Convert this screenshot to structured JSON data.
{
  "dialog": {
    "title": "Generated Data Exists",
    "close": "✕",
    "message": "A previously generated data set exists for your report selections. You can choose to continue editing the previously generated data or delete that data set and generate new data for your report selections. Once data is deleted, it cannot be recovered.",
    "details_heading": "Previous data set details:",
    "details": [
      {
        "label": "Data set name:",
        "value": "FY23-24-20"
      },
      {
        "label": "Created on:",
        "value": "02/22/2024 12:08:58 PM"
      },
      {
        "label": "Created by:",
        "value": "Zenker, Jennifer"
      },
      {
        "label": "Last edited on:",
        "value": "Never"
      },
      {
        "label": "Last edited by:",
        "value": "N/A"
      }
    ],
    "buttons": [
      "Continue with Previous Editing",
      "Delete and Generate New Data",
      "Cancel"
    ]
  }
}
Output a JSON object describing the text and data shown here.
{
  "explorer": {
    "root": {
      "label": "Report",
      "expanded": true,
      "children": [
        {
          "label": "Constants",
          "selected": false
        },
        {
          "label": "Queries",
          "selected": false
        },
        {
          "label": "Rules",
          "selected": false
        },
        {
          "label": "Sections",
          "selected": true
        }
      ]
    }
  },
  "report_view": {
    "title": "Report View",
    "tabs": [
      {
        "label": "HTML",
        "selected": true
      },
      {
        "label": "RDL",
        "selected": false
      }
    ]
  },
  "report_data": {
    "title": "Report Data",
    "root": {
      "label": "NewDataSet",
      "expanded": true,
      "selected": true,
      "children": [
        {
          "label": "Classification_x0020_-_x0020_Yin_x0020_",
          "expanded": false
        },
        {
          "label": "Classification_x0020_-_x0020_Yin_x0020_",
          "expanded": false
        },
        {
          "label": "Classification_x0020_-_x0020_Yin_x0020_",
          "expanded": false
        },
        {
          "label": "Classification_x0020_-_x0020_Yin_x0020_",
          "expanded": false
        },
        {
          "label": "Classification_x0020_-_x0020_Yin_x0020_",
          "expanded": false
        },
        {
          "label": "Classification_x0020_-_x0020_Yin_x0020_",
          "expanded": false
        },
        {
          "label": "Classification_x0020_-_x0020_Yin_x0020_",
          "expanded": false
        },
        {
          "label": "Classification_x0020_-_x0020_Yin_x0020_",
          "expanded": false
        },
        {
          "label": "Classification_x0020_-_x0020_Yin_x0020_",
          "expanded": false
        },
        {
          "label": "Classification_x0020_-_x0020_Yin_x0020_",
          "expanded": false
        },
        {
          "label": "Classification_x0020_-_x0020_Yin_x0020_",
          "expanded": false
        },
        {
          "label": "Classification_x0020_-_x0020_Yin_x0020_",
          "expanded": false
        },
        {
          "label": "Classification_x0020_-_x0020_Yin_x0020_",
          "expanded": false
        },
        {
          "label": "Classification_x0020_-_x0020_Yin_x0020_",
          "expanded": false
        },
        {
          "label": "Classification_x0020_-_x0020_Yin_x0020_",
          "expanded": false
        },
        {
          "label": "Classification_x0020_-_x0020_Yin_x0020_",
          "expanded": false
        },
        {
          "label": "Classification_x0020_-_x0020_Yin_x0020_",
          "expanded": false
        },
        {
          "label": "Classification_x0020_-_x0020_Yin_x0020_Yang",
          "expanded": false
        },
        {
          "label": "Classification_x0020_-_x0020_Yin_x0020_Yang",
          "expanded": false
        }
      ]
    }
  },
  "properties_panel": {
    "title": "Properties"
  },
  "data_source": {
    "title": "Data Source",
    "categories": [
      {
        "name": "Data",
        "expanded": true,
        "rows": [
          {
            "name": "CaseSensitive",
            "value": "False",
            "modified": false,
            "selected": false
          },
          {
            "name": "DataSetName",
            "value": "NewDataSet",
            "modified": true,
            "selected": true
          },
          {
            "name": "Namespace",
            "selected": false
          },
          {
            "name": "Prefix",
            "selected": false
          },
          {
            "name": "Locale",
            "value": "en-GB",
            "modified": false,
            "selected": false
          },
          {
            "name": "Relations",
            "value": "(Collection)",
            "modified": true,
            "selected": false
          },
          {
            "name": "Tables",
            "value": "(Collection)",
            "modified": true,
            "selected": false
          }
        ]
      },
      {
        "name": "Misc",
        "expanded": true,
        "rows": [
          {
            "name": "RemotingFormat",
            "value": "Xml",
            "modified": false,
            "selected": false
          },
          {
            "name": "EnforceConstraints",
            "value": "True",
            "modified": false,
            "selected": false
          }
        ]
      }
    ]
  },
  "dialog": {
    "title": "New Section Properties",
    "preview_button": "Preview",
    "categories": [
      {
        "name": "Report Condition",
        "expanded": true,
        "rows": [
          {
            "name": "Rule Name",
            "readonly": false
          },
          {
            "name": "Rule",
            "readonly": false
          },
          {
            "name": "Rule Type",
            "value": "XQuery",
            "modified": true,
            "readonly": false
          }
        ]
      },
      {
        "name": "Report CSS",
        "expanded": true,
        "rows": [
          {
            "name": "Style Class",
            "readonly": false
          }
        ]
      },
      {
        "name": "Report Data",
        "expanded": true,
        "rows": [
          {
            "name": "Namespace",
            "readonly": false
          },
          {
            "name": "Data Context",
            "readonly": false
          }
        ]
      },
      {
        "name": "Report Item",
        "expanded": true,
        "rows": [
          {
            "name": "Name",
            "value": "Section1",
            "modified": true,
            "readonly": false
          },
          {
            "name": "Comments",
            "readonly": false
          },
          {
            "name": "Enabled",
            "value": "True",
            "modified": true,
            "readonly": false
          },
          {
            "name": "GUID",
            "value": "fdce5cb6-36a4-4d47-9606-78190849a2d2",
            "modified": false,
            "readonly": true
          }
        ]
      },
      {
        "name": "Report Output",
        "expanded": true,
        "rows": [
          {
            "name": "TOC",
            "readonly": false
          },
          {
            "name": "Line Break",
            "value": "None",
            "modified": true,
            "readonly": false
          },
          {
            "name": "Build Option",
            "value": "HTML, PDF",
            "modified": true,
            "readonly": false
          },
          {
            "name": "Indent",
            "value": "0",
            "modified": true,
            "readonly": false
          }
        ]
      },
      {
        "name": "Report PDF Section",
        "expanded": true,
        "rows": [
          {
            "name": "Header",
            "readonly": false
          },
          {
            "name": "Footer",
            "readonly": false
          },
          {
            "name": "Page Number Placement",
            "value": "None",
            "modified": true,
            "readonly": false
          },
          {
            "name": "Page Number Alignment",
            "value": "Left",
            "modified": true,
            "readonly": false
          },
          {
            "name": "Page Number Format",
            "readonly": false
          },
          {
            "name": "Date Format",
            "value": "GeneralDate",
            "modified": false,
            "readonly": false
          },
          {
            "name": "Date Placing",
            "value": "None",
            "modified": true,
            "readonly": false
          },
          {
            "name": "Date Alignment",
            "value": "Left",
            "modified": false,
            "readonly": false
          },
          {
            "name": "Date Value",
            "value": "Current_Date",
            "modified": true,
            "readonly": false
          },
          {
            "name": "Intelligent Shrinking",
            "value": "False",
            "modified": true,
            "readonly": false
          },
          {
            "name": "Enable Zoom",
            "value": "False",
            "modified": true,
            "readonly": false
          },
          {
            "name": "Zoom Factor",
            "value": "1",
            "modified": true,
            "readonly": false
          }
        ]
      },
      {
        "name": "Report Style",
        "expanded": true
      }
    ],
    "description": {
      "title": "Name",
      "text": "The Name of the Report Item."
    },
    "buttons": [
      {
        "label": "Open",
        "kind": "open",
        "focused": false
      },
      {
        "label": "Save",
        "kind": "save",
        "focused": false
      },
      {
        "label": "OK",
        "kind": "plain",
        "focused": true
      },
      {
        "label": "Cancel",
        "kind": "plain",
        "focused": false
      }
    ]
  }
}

_Task brief_
Copy down every line of the entries containing the word "kind".

_Result_
        "kind": "open",
        "kind": "save",
        "kind": "plain",
        "kind": "plain",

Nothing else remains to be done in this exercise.